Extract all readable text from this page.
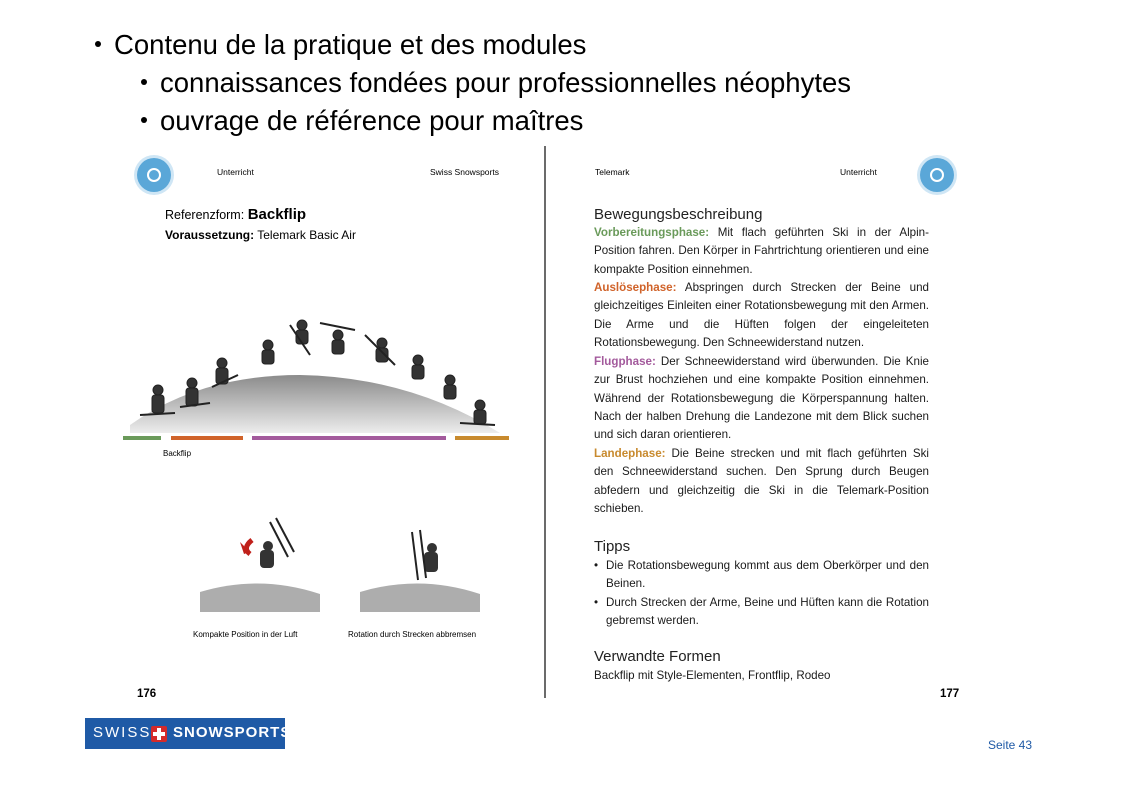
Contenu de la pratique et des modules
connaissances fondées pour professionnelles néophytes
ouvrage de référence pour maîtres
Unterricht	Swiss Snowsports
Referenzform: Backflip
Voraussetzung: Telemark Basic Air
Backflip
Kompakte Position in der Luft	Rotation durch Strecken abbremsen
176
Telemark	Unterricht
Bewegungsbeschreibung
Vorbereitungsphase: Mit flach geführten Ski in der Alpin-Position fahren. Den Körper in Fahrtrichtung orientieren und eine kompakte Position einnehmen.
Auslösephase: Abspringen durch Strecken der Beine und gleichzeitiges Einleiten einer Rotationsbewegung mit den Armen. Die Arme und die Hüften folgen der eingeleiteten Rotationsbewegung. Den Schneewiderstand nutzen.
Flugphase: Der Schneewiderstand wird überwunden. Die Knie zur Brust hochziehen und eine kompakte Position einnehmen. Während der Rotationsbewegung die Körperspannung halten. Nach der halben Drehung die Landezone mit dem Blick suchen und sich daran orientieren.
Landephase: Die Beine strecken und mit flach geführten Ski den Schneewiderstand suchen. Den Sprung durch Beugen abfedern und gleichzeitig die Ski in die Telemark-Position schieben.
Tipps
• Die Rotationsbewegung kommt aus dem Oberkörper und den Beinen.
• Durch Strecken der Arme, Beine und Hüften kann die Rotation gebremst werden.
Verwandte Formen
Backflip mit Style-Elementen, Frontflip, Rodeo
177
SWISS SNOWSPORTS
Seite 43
──────
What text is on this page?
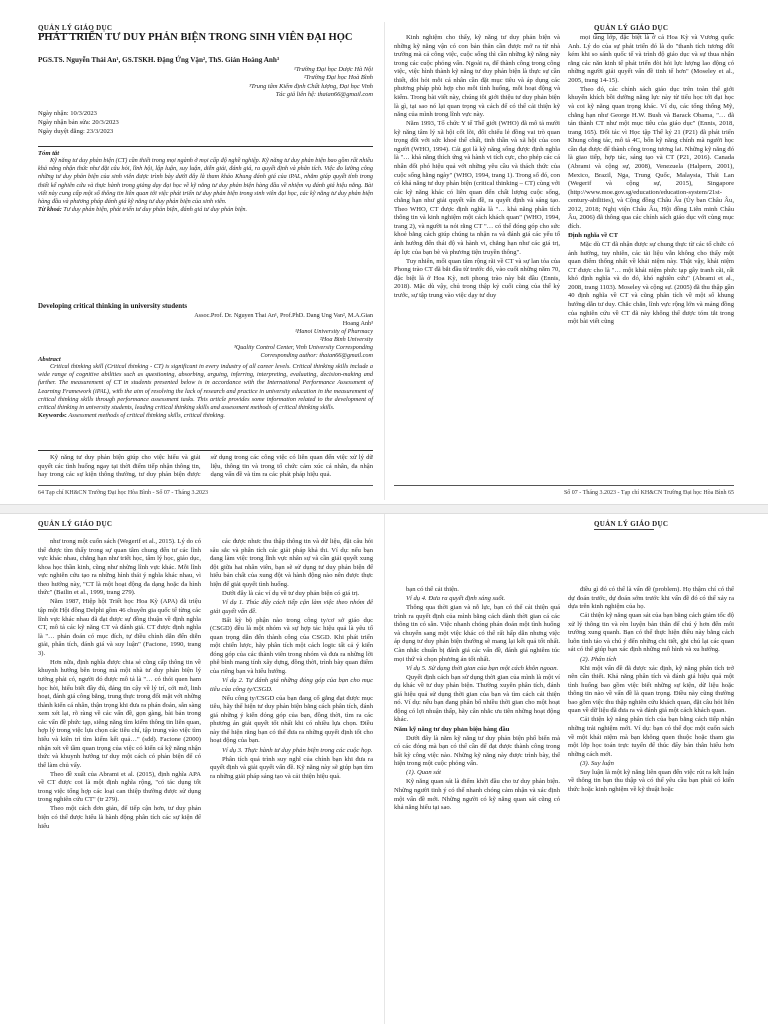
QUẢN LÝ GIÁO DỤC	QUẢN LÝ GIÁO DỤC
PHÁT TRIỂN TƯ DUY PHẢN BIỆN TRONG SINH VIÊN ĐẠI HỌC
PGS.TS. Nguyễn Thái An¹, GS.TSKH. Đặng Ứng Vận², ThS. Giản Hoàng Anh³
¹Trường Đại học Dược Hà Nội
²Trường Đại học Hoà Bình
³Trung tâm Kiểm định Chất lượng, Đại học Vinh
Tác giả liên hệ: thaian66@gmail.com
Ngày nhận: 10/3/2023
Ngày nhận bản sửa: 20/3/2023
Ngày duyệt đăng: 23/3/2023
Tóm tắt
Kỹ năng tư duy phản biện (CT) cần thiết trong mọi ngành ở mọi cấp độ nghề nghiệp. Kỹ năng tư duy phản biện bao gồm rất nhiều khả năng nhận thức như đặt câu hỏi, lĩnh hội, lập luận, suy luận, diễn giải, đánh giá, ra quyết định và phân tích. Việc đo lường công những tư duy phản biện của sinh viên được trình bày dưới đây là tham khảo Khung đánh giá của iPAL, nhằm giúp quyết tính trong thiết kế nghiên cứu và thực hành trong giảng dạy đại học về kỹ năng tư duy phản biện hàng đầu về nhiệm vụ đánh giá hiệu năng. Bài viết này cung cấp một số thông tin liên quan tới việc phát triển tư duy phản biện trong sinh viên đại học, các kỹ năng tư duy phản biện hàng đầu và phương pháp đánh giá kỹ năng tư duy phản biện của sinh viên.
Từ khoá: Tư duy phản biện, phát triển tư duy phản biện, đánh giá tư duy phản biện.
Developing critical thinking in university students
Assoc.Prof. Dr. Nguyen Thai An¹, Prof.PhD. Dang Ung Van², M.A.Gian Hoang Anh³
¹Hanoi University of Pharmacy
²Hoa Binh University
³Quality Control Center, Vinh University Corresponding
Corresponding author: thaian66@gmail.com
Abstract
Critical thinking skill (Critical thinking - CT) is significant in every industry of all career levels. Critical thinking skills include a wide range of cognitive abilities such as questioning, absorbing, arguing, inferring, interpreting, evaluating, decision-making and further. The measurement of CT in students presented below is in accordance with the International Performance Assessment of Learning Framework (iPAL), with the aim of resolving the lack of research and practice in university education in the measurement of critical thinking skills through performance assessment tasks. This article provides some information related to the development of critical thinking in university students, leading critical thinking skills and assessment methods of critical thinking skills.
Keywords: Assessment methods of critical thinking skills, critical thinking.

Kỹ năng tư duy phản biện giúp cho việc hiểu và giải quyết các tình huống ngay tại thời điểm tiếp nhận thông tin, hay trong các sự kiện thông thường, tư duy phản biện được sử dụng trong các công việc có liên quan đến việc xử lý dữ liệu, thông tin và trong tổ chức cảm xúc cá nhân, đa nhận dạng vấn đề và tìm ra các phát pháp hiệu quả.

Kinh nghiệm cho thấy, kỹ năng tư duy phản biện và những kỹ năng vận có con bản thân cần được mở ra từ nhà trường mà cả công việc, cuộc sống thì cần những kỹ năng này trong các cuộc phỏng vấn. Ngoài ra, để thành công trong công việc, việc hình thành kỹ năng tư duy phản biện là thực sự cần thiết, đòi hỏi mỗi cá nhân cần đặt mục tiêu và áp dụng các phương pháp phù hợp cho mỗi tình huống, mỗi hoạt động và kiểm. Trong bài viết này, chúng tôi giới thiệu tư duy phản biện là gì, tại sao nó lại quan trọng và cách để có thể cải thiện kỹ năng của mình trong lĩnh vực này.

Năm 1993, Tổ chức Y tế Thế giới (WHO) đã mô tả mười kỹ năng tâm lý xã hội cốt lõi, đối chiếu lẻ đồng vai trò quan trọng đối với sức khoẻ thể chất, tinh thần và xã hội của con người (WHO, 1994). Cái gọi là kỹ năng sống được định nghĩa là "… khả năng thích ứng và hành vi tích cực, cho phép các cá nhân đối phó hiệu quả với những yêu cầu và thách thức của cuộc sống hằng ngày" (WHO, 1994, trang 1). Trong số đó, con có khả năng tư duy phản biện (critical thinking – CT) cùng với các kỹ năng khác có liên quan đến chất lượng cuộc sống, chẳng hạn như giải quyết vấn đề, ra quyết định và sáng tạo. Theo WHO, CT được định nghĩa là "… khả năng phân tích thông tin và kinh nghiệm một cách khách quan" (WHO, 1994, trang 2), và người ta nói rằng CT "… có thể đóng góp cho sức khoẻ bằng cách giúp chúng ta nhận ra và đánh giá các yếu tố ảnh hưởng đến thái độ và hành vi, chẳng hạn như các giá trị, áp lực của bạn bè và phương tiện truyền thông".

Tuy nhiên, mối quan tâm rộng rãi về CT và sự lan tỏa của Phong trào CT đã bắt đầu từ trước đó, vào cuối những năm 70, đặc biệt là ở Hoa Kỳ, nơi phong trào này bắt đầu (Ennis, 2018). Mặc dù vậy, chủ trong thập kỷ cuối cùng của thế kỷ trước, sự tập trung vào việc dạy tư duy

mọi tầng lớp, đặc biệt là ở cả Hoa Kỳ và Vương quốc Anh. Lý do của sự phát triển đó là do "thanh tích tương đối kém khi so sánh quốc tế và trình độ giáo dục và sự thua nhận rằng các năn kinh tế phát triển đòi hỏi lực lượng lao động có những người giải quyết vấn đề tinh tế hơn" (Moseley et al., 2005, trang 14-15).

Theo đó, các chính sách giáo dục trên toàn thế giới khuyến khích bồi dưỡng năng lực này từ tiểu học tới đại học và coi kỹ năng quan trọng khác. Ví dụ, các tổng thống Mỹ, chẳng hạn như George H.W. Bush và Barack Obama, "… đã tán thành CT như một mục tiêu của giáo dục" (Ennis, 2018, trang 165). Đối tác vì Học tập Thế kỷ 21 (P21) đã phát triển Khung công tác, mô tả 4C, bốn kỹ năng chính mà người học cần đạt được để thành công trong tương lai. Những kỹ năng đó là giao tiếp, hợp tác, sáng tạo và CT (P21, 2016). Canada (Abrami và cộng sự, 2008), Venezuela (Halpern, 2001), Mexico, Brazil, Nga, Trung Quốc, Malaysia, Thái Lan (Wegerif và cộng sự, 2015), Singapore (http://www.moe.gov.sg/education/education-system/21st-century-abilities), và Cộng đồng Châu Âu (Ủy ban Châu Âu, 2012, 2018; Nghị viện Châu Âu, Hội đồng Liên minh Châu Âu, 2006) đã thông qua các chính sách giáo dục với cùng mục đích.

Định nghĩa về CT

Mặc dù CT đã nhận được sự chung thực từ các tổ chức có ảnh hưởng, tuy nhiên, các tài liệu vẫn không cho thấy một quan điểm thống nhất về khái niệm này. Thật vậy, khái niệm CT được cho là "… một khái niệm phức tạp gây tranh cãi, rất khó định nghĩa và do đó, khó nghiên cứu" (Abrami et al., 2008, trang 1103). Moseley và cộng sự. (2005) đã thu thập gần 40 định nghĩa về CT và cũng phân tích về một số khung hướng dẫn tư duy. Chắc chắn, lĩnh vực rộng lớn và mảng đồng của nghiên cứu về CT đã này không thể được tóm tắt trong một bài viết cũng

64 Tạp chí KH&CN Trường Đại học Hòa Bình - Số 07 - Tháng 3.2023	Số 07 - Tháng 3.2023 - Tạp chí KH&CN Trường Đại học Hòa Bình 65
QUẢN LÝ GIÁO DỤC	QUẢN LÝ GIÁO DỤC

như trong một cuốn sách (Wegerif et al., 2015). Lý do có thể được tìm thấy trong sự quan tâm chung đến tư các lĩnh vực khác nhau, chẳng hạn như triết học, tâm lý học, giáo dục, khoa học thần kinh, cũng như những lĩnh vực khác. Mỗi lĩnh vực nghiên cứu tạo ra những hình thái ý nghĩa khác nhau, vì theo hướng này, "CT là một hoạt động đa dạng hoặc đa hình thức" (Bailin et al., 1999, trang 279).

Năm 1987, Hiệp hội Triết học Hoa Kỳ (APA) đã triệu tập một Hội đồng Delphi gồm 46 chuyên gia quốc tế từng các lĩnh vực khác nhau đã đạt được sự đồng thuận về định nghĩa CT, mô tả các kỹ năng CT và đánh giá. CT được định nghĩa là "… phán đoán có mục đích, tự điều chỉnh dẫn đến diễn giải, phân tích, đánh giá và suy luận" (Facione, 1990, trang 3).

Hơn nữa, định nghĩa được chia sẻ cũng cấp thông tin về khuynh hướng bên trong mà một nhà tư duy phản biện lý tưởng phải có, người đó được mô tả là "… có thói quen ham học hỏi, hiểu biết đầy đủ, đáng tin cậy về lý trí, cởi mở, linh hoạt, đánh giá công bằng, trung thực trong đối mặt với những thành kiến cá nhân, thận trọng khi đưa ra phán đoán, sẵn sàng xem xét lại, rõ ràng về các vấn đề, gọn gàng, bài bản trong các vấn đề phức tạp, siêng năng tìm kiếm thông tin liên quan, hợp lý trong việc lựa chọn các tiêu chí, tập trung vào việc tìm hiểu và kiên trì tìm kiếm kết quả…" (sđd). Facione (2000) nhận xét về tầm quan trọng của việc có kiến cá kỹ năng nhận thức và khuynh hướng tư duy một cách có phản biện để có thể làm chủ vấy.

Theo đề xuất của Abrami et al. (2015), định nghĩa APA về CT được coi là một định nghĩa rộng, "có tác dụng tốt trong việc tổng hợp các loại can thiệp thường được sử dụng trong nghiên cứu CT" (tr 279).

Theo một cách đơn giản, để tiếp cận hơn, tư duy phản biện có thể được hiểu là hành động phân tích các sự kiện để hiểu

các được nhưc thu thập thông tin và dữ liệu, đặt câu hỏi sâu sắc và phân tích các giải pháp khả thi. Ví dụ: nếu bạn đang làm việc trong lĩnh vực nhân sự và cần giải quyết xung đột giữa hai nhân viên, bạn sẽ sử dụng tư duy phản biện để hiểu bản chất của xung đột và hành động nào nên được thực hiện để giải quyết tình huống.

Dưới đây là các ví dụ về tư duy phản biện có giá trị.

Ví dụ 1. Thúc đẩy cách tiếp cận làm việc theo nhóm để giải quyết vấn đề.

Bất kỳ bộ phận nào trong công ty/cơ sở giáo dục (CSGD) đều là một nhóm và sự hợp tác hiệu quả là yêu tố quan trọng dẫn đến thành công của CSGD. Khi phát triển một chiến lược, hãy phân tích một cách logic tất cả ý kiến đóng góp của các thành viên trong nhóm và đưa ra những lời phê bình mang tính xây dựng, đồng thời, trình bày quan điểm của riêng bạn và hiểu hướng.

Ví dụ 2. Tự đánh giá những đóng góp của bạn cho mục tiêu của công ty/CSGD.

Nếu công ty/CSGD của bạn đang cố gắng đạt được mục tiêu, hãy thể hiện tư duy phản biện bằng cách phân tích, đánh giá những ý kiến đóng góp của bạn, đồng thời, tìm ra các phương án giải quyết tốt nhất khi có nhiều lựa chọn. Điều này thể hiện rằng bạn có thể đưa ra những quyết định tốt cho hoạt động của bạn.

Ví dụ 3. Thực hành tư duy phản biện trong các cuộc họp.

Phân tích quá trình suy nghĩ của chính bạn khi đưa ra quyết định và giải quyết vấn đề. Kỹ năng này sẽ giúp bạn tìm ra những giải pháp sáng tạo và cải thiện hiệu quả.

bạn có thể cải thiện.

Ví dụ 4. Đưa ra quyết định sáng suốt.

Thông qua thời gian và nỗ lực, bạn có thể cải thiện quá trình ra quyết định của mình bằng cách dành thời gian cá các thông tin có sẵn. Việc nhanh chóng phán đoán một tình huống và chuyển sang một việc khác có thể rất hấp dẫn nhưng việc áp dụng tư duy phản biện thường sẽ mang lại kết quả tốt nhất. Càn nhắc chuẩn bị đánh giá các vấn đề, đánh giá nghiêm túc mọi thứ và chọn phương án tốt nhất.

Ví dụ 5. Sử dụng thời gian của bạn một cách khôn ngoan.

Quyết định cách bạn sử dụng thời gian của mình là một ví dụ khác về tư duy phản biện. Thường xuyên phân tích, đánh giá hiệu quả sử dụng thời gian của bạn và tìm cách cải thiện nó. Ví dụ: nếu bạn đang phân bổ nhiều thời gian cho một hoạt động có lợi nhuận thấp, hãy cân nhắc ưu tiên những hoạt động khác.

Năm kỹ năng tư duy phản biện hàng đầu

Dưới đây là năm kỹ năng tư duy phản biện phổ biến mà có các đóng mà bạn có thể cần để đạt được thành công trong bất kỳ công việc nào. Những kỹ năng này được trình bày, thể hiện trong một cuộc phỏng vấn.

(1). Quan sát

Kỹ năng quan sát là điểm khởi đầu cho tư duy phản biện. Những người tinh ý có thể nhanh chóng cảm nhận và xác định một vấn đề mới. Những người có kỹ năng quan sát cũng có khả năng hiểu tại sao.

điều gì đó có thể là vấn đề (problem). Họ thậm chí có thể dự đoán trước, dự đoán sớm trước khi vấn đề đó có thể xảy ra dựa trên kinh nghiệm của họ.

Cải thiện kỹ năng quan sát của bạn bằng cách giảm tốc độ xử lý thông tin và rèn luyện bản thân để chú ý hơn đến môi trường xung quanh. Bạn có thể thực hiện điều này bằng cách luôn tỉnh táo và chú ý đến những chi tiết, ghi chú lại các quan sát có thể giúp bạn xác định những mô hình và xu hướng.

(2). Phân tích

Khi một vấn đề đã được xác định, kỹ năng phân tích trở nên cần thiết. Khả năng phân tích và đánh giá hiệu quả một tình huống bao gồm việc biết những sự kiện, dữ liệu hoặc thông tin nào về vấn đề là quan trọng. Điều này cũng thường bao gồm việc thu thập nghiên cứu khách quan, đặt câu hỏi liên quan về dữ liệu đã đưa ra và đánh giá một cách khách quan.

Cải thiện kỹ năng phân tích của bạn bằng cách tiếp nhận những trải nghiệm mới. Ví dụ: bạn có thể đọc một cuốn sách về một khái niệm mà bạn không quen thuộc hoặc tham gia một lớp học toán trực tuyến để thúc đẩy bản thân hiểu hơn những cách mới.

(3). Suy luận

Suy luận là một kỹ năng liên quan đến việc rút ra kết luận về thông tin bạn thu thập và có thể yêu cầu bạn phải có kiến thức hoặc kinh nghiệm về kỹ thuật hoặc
──────
• _TASK REQUIREMENTS_: Go over the records above and tally each line that includes "Schneewiderstand". Give the total by itself.

• _COMPLETE OUTPUT_: 3